GIVEN EXERCISE | Find and return each line containing "JSON".

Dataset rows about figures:
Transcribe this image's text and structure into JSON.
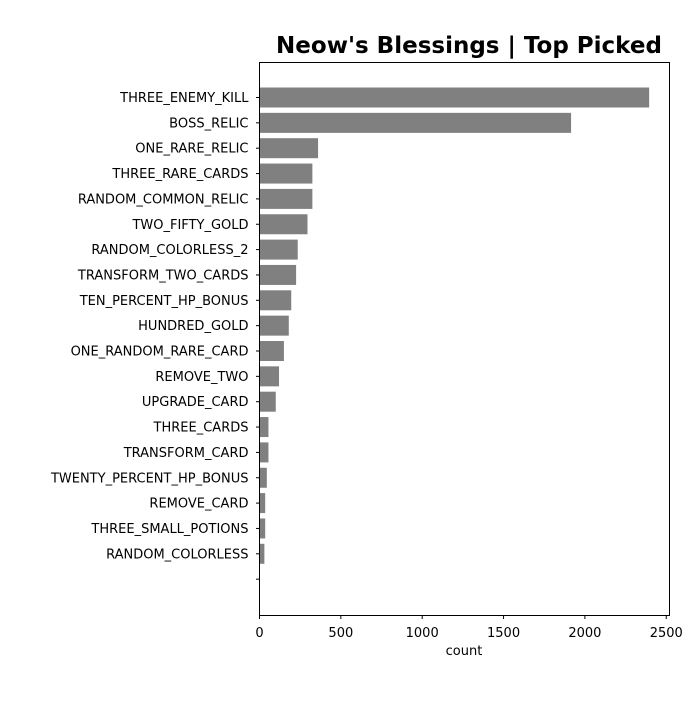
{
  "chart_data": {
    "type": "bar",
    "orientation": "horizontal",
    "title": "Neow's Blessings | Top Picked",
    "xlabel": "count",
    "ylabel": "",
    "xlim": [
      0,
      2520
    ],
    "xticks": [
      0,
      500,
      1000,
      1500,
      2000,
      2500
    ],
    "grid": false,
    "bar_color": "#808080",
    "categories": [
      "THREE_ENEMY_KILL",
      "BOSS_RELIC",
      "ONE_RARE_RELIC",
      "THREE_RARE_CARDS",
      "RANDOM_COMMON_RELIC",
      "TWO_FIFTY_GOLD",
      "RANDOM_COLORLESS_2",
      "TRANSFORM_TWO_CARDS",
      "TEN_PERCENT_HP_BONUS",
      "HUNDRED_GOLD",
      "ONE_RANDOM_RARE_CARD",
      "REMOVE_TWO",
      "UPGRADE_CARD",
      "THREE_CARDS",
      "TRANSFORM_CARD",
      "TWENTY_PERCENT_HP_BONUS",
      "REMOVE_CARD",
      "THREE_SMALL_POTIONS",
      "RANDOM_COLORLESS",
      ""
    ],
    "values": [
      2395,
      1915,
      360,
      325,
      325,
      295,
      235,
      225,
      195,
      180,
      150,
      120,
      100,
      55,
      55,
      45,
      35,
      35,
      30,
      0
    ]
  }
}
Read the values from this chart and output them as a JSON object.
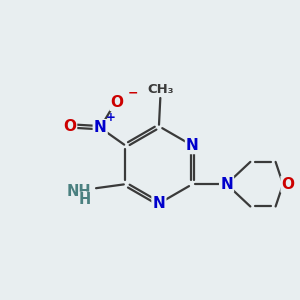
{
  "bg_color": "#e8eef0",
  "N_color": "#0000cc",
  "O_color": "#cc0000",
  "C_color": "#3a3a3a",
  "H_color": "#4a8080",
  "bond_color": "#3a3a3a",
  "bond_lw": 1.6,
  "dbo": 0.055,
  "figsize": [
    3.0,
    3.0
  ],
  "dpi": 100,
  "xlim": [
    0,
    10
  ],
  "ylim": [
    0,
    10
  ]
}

...

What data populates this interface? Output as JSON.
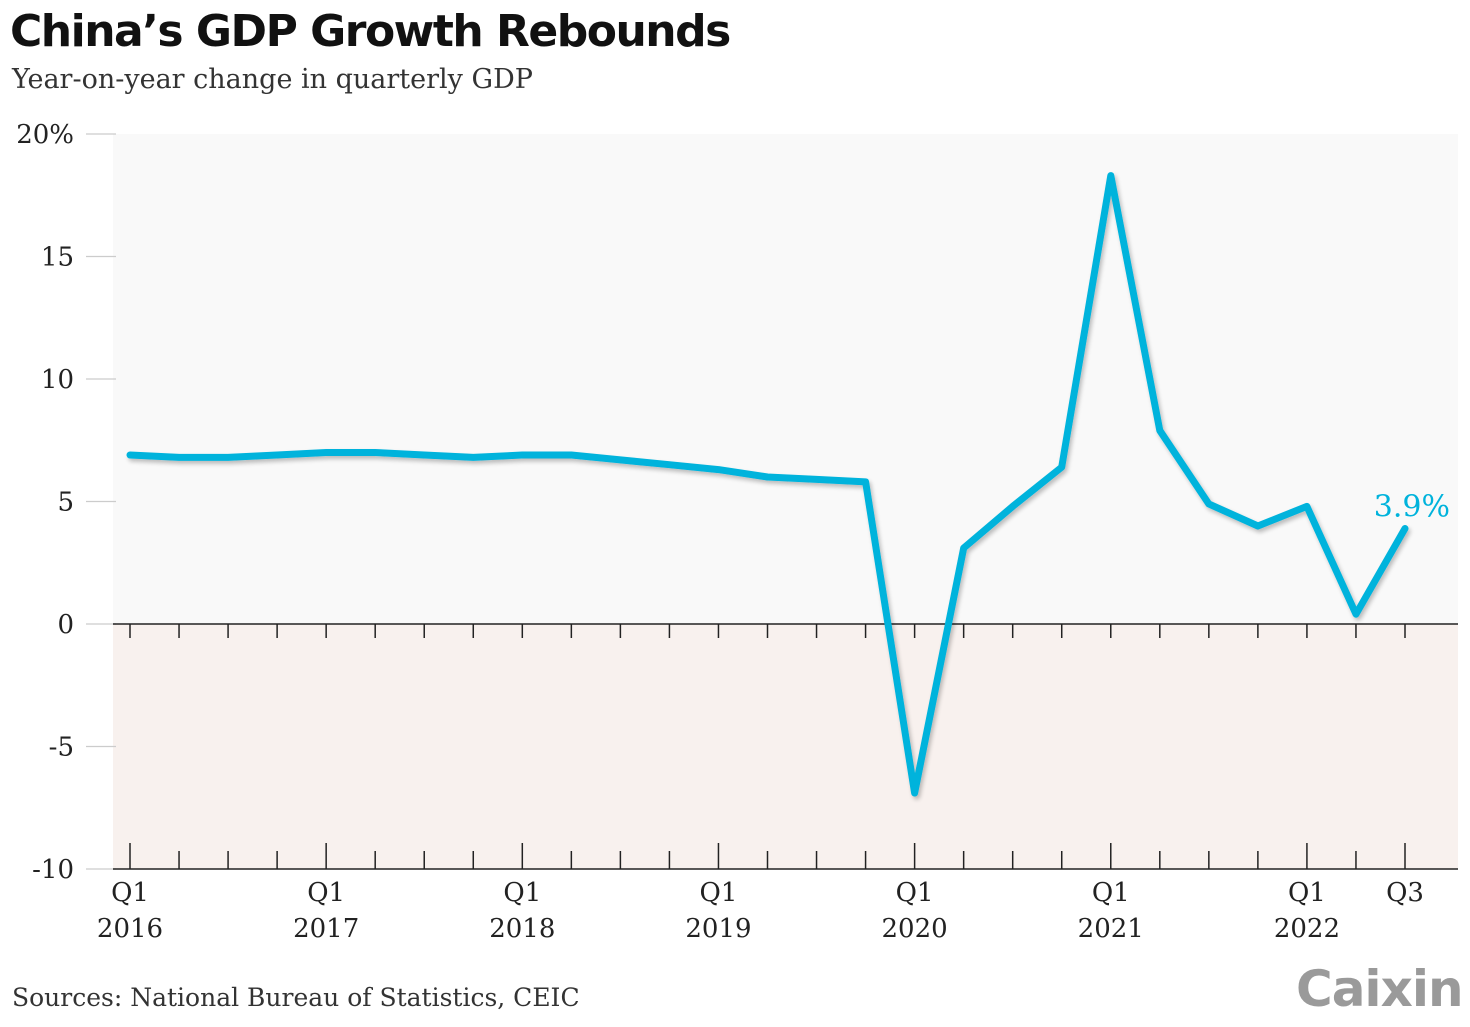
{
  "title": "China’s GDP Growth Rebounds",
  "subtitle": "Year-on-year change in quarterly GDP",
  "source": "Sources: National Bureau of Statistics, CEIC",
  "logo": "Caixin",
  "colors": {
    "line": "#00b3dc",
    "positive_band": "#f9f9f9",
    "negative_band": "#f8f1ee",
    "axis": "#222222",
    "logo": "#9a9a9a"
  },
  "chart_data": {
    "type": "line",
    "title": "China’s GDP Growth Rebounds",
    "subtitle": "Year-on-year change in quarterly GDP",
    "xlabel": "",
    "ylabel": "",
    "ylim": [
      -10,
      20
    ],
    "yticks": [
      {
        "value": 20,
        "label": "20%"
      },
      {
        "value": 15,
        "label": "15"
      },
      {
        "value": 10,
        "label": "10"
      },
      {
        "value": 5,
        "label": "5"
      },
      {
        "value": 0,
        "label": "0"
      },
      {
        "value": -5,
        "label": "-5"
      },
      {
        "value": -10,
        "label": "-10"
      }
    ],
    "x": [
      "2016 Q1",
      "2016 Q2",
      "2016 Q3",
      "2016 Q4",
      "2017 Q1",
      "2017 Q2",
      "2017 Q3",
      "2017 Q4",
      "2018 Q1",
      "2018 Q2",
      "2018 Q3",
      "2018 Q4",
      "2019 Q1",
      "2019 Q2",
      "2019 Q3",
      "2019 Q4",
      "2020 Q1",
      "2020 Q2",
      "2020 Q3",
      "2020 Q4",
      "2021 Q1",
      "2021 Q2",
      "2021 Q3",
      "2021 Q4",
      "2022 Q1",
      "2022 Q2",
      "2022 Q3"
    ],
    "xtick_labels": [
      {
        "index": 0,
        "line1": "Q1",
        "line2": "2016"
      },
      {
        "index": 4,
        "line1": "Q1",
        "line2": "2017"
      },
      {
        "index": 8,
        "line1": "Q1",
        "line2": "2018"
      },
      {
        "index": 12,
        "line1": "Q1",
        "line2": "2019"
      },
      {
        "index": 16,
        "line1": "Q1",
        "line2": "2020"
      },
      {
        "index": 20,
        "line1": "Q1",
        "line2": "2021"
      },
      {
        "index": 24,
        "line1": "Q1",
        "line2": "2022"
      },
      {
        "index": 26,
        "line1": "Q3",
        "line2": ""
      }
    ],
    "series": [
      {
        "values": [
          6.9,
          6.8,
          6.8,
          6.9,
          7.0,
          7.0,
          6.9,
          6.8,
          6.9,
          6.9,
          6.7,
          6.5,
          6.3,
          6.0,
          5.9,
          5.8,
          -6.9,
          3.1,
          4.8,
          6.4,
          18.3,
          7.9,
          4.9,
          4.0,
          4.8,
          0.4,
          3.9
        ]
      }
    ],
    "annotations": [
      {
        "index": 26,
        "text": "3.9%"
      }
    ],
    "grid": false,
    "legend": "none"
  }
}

ANSWER TO THE PROBLEM |
Transcribe this image's text and structure into JSON.
Read the values from this chart and output them as a JSON object.
What data populates this interface? Output as JSON.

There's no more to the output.